• [Teks Kutipan]:
───
Mohon tunggu...
Iska Wahyu Sulistyawan
Iska Wahyu Sulistyawan Mohon Tunggu... Lainnya - Newbie

Aparatur Sipil Negara di Kementerian Keuangan, menyelesaikan pendidikan Sarjana di STIE Perbanas Jakarta dan kemudian melanjutkan program MBA di Universitas Gadjah Mada Yogyakarta serta MSc in Strategic Management di Rotterdam School of Management, Erasmus University Rotterdam.

Selanjutnya

Tutup

Kebijakan Pilihan

Pasang Surut Perencanaan Strategis Sektor Publik

2 Desember 2020   16:10 Diperbarui: 2 Desember 2020   16:21 230
+
Laporkan Konten
Laporkan Akun
Kompasiana adalah platform blog. Konten ini menjadi tanggung jawab bloger dan tidak mewakili pandangan redaksi Kompas.
Lihat foto
Bagikan ide kreativitasmu dalam bentuk konten di Kompasiana | Sumber gambar: Freepik

Pada era munculnya teori strategic planning di pertengahan 1960an, pimpinan perusahaan top di dunia meyakini bahwa strategic planning merupakan cara terbaik sebagai alat untuk merancang dan mengimplementasikan strategi untuk menciptakan competitiveness (keunggulan) setiap unit bisnis. 

Didukung oleh ahli scientific management, Frederick Taylor, paradigma tersebut termasuk di dalamnya memisahkan antara aktivitas berpikir dan melaksanakan, yang pada akhirnya mendorong terciptanya suatu fungsi spesialis yang disebut strategic planners

Strategic planning seperti yang telah dipraktekan banyak orang lebih identik sebagai strategic programming; sebagai suatu artikulasi dan elaborasi dari visi atau strategi yang sudah ada. Di sisi lain, pimpinan suatu organisasi perlu memahami perbedaan antara planning dan strategic thinking.

Planning lebih menitikberatkan kepada analisis; bagaimana mendetailkan tujuan atau sasaran dalam tahapan yang formal sehingga hal tersebut dapat diimplementasikan secara otomatis dan mengartikulasikan dampak atau hasil dari tiap tahap. Dalam pendapatnya, Michael Porter menyatakan hal tersebut sebagai “sekumpulan teknik analisis untuk membangun strategi”.

Di sisi lain, strategic thinking lebih fokus pada memadukan informasi atau hal-hal yang telah dipelajari dengan melibatkan intuisi dan kreativitas dengan outcome yang diharapkan adalah perspektif yang terintegrasi untuk mencapai tujuan organisasi.
───
• [Baris Data]:
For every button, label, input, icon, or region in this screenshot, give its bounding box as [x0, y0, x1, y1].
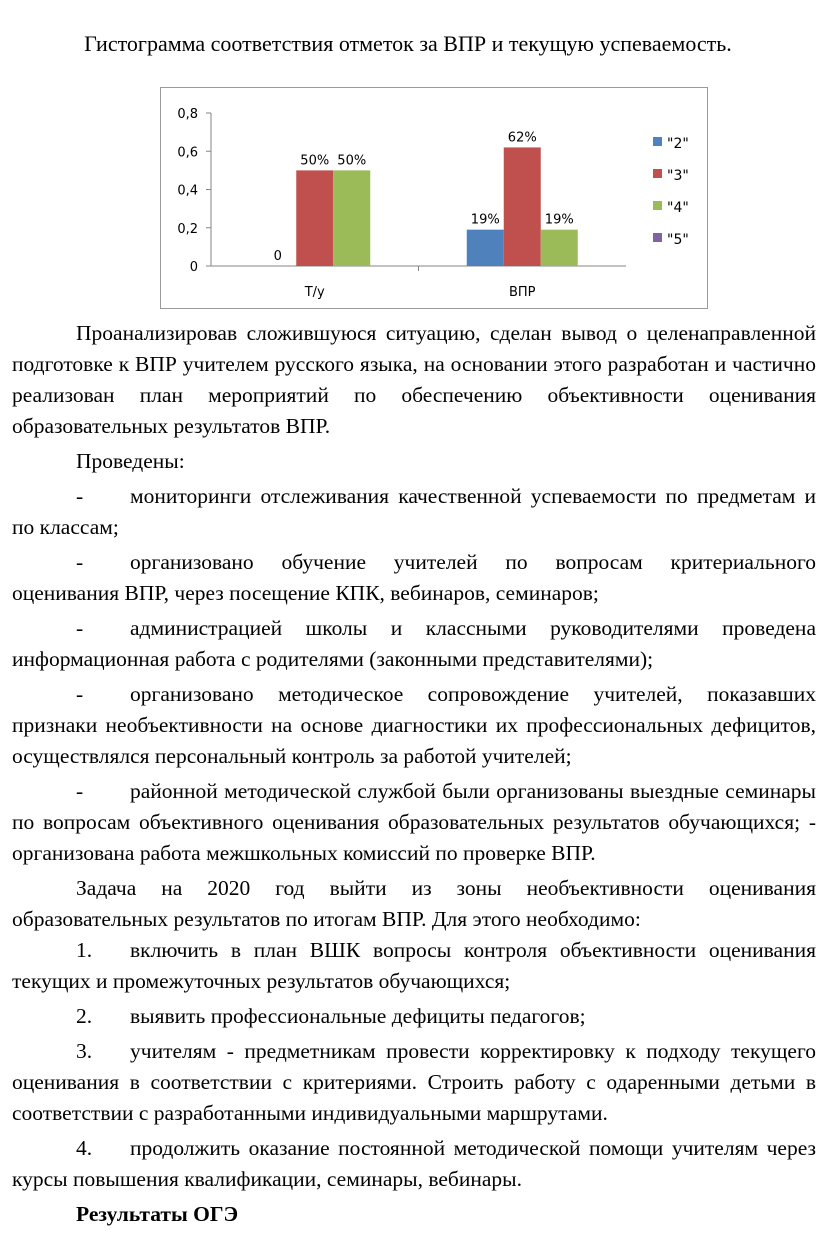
legend-label: "4": [667, 200, 689, 216]
chart-frame: [160, 87, 708, 309]
list-item: [12, 547, 816, 609]
list-item-text: администрацией школы и классными руководителями проведена информационная работа с родителями (законными представителями);: [12, 616, 816, 671]
y-tick-label: 0,2: [177, 221, 198, 237]
y-tick-label: 0,6: [177, 145, 198, 161]
document-body: [12, 318, 816, 1230]
list-item: [12, 613, 816, 675]
chart-title: Гистограмма соответствия отметок за ВПР и текущую успеваемость.: [84, 31, 732, 56]
numbered-item-text: включить в план ВШК вопросы контроля объективности оценивания текущих и промежуточных результатов обучающихся;: [12, 938, 816, 993]
y-tick-label: 0,4: [177, 183, 198, 199]
legend-swatch: [653, 137, 662, 146]
bar: [296, 170, 333, 266]
bar: [333, 170, 370, 266]
list-marker: -: [76, 484, 84, 508]
legend-swatch: [653, 169, 662, 178]
list-item: [12, 776, 816, 869]
list-marker: -: [76, 779, 84, 803]
x-tick-label: ВПР: [508, 285, 536, 300]
paragraph-task: Задача на 2020 год выйти из зоны необъективности оценивания образовательных результатов по итогам ВПР. Для этого необходимо:: [12, 876, 816, 931]
paragraph-analysis: Проанализировав сложившуюся ситуацию, сделан вывод о целенаправленной подготовке к ВПР учителем русского языка, на основании этого разработан и частично реализован план мероприятий по обеспечению объективности оценивания образовательных результатов ВПР.: [12, 321, 816, 438]
y-tick-label: 0: [189, 260, 198, 275]
data-label: 19%: [470, 212, 500, 228]
legend-label: "2": [667, 136, 689, 152]
legend-label: "3": [667, 168, 689, 184]
list-marker: -: [76, 616, 84, 640]
numbered-item-text: учителям - предметникам провести корректировку к подходу текущего оценивания в соответствии с критериями. Строить работу с одаренными детьми в соответствии с разработанными индивидуальными маршрутами.: [12, 1039, 816, 1125]
number-marker: 4.: [76, 1136, 93, 1160]
legend-label: "5": [667, 232, 689, 248]
bar: [467, 230, 504, 266]
x-tick-label: Т/у: [304, 285, 325, 300]
list-marker: -: [76, 550, 84, 574]
number-marker: 3.: [76, 1039, 93, 1063]
legend-swatch: [653, 201, 662, 210]
paragraph-conducted: Проведены:: [76, 449, 185, 473]
numbered-item: [12, 1001, 816, 1032]
list-item: [12, 481, 816, 543]
numbered-item: [12, 1133, 816, 1195]
data-label: 62%: [507, 130, 537, 146]
list-item: [12, 679, 816, 772]
number-marker: 1.: [76, 938, 93, 962]
legend-swatch: [653, 233, 662, 242]
bar: [541, 230, 578, 266]
number-marker: 2.: [76, 1004, 93, 1028]
data-label: 19%: [544, 212, 574, 228]
list-item-text: организовано методическое сопровождение учителей, показавших признаки необъективности на основе диагностики их профессиональных дефицитов, осуществлялся персональный контроль за работой учителей;: [12, 682, 816, 768]
data-label: 50%: [300, 153, 330, 169]
histogram-chart: [161, 88, 707, 308]
data-label: 0: [273, 249, 282, 264]
bar: [504, 147, 541, 266]
data-label: 50%: [337, 153, 367, 169]
list-marker: -: [76, 682, 84, 706]
numbered-item-text: выявить профессиональные дефициты педагогов;: [130, 1004, 586, 1028]
list-item-text: районной методической службой были организованы выездные семинары по вопросам объективного оценивания образовательных результатов обучающихся; - организована работа межшкольных комиссий по проверке ВПР.: [12, 779, 816, 865]
list-item-text: организовано обучение учителей по вопросам критериального оценивания ВПР, через посещение КПК, вебинаров, семинаров;: [12, 550, 816, 605]
section-heading: Результаты ОГЭ: [76, 1202, 239, 1226]
numbered-item-text: продолжить оказание постоянной методической помощи учителям через курсы повышения квалификации, семинары, вебинары.: [12, 1136, 816, 1191]
y-tick-label: 0,8: [177, 107, 198, 122]
numbered-item: [12, 935, 816, 997]
list-item-text: мониторинги отслеживания качественной успеваемости по предметам и по классам;: [12, 484, 816, 539]
numbered-item: [12, 1036, 816, 1129]
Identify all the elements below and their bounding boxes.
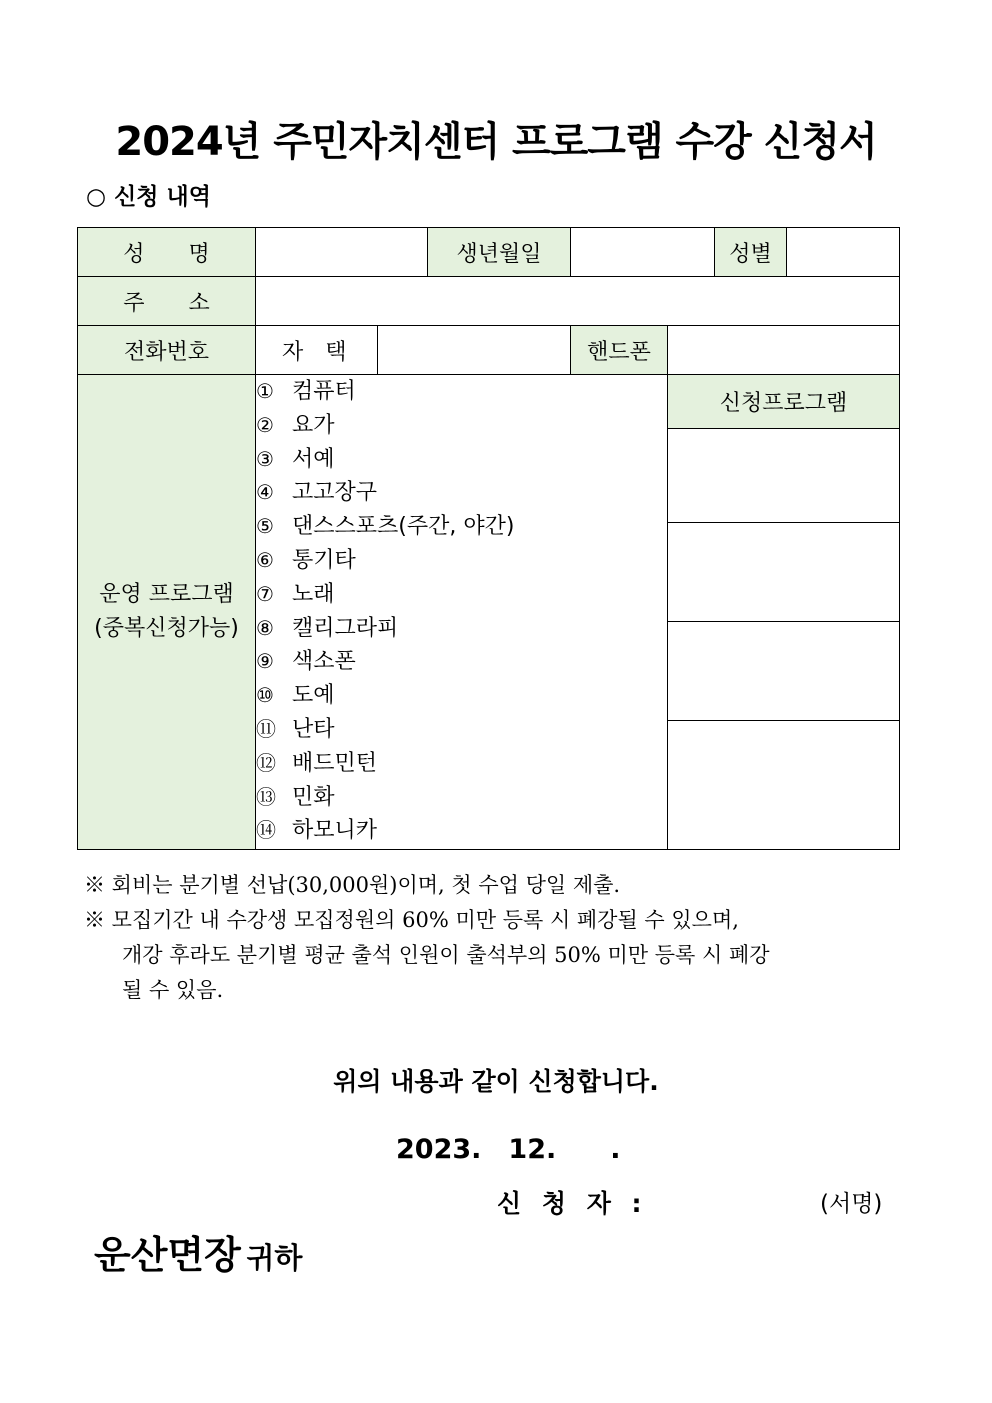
note-cancellation: ※ 모집기간 내 수강생 모집정원의 60% 미만 등록 시 폐강될 수 있으며, (84, 908, 739, 932)
program-item: ⑨ 색소폰 (256, 649, 356, 675)
name-label: 성 명 (78, 228, 256, 277)
program-label-line1: 운영 프로그램 (99, 582, 234, 607)
program-item: ⑦ 노래 (256, 581, 335, 607)
apply-program-field-3[interactable] (668, 622, 899, 721)
recipient (94, 1224, 302, 1279)
program-item: ⑩ 도예 (256, 683, 335, 709)
address-field[interactable] (256, 277, 900, 326)
notes (84, 868, 924, 1008)
program-item: ⑥ 통기타 (256, 547, 356, 573)
note-fee: ※ 회비는 분기별 선납(30,000원)이며, 첫 수업 당일 제출. (84, 873, 621, 897)
address-label: 주 소 (78, 277, 256, 326)
recipient-suffix: 귀하 (246, 1241, 303, 1275)
program-item: ① 컴퓨터 (256, 379, 356, 404)
mobile-field[interactable] (668, 326, 900, 375)
apply-program-label: 신청프로그램 (668, 375, 899, 429)
apply-program-field-1[interactable] (668, 429, 899, 523)
program-item: ⑪ 난타 (256, 716, 335, 742)
birth-label: 생년월일 (428, 228, 571, 277)
closing-statement: 위의 내용과 같이 신청합니다. (333, 1067, 659, 1096)
note-cancellation-end: 될 수 있음. (122, 978, 224, 1002)
mobile-label: 핸드폰 (571, 326, 668, 375)
program-item: ② 요가 (256, 412, 335, 438)
program-item: ⑤ 댄스스포츠(주간, 야간) (256, 514, 515, 540)
home-phone-label: 자 택 (256, 326, 378, 375)
program-item: ⑫ 배드민턴 (256, 750, 378, 776)
note-cancellation-cont: 개강 후라도 분기별 평균 출석 인원이 출석부의 50% 미만 등록 시 폐강 (122, 943, 770, 967)
home-phone-field[interactable] (378, 326, 571, 375)
signature-label: (서명) (820, 1191, 883, 1217)
application-form (77, 227, 900, 850)
program-list (256, 375, 668, 850)
program-item: ⑬ 민화 (256, 784, 335, 810)
program-item: ⑧ 캘리그라피 (256, 615, 399, 641)
program-item: ⑭ 하모니카 (256, 818, 378, 844)
apply-program-column (668, 375, 900, 850)
gender-field[interactable] (787, 228, 900, 277)
birth-field[interactable] (571, 228, 715, 277)
program-label-line2: (중복신청가능) (94, 616, 239, 641)
date-line: 2023. 12. . (396, 1134, 621, 1165)
section-heading: ○ 신청 내역 (86, 184, 211, 210)
program-item: ③ 서예 (256, 446, 335, 472)
phone-label: 전화번호 (78, 326, 256, 375)
applicant-label: 신 청 자 : (497, 1189, 648, 1218)
program-label (78, 375, 256, 850)
name-field[interactable] (256, 228, 428, 277)
program-item: ④ 고고장구 (256, 480, 378, 506)
gender-label: 성별 (715, 228, 787, 277)
recipient-main: 운산면장 (94, 1233, 241, 1277)
page-title: 2024년 주민자치센터 프로그램 수강 신청서 (115, 119, 877, 165)
apply-program-field-2[interactable] (668, 523, 899, 622)
apply-program-field-4[interactable] (668, 721, 899, 848)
───
• [Soal]: Lanjutkan tulisan tentang pasang surut perencanaan strategis sektor publik, dimulai dari kalimat sesudah paragraf terakhirnya.

• [Jawaban Latihan]:
Di Indonesia sendiri, perencanaan strategis khususnya pada sektor publik diamanatkan dalam Undang-Undang (UU) nomor 25 tahun 2004 tentang Sistem Perencanaan pembangunan Nasional. Sedangkan peraturan pelaksanaannya diturunkan dalam bentuk Peraturan Pemerintah (PP) nomor 40 tahun 2006 tentang Tata Cara Penyusunan Rencana Pembangunan Nasional. 

Rencana pembangunan nasional itu sendiri tertuang dalam bentuk Rencana Pembangunan Jangka Panjang (RPJP) (25 tahunan), Rencana Pembangunan Jangka Menengah Nasional (RPJMN) (5 tahunan) dan Rencana Kerja Pemerintah (RKP) (tahunan) yang kesemuanya ditetapkan melalui Peraturan Presiden (PerPres).

Fungsi planning di negara ini diampu oleh Kementerian Perencanaan Pembangunan Nasional/Badan Perencanaan Pembangunan Nasional (Kemen PPN/Bappenas) yang selanjutnya akan disebut Bappenas. Instansi ini juga berfungsi sebagai clearing house dalam hal sinergi dan integrasi perencanaan lintas sektoral sehingga diharapkan pembangunan di seluruh sektor yang dilaksanakan oleh seluruh K/L dapat terkoneksi dengan baik dan meminimalisir tupang tindih.

Sebagaimana kita ketahui, pada tahun 2020 ini Bappenas telah menyusun dua dokumen perencanaan strategis tersebut yaitu RPJMN periode tahun 2020-2024 dan RKP periode tahun 2021. Selanjutnya, dalam artikel ini akan menggunakan kedua dokumen tersebut sebagai objek pembahasan dan disandingkan dengan beberapa teori maupun pendapat para ahli.

Menurut para praktisi baik di sektor publik maupun swasta, merencanakan diakui bukanlah suatu hal yang sederhana. Banyak aspek yang perlu dipertimbangkan semisal dari sisi regulasi, informasi dan data yang diperlukan, kemampuan menerjemahkan visi dan misi dari top leader serta membaca dan menganalisa lingkungan internal dan eksternal dari suatu entitas itu sendiri. Bahkan tercipta anekdot di kalangan para perencana bahwa “manusia dapat berencana namun tuhan yang memutuskan” cukup menggambarkan rumitnya menghasilkan perencanaan strategis yang berkualitas.

Berikut ini akan diulas mengenai fallacies yang umum terjadi dalam perencanaan strategis menurut Mintzberg (2007) dengan dikombinasikan dengan contoh kasus praktik yang ada di Indonesia.

HALAMAN :
  1. 1
  2. 2
  3. 3
  4. 4
  5. 5
Mohon tunggu...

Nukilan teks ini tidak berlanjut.